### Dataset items
>> Start

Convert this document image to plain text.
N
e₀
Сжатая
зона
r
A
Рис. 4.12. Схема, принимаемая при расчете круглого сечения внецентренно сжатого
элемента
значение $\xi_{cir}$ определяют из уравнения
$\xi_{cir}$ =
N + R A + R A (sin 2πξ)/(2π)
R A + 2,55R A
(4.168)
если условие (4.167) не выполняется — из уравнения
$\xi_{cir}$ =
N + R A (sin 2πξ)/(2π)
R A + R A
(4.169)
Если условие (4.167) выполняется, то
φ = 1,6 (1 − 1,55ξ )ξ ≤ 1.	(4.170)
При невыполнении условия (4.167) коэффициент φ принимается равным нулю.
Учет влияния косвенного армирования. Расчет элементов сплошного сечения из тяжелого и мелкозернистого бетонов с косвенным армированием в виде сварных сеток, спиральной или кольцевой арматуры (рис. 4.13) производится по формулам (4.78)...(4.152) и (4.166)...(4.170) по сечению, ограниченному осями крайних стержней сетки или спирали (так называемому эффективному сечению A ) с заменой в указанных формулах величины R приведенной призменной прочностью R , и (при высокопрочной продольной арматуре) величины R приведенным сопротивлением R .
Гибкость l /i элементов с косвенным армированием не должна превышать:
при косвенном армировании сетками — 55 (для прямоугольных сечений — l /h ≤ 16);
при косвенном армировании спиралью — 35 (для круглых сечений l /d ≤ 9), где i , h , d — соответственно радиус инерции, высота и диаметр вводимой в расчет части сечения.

>> End

### Request
Write the listing out again, exactly as it reads.

### Complete output
Convert this document image to plain text.
N
e₀
Сжатая
зона
r
A
Рис. 4.12. Схема, принимаемая при расчете круглого сечения внецентренно сжатого
элемента
значение $\xi_{cir}$ определяют из уравнения
$\xi_{cir}$ =
N + R A + R A (sin 2πξ)/(2π)
R A + 2,55R A
(4.168)
если условие (4.167) не выполняется — из уравнения
$\xi_{cir}$ =
N + R A (sin 2πξ)/(2π)
R A + R A
(4.169)
Если условие (4.167) выполняется, то
φ = 1,6 (1 − 1,55ξ )ξ ≤ 1.	(4.170)
При невыполнении условия (4.167) коэффициент φ принимается равным нулю.
Учет влияния косвенного армирования. Расчет элементов сплошного сечения из тяжелого и мелкозернистого бетонов с косвенным армированием в виде сварных сеток, спиральной или кольцевой арматуры (рис. 4.13) производится по формулам (4.78)...(4.152) и (4.166)...(4.170) по сечению, ограниченному осями крайних стержней сетки или спирали (так называемому эффективному сечению A ) с заменой в указанных формулах величины R приведенной призменной прочностью R , и (при высокопрочной продольной арматуре) величины R приведенным сопротивлением R .
Гибкость l /i элементов с косвенным армированием не должна превышать:
при косвенном армировании сетками — 55 (для прямоугольных сечений — l /h ≤ 16);
при косвенном армировании спиралью — 35 (для круглых сечений l /d ≤ 9), где i , h , d — соответственно радиус инерции, высота и диаметр вводимой в расчет части сечения.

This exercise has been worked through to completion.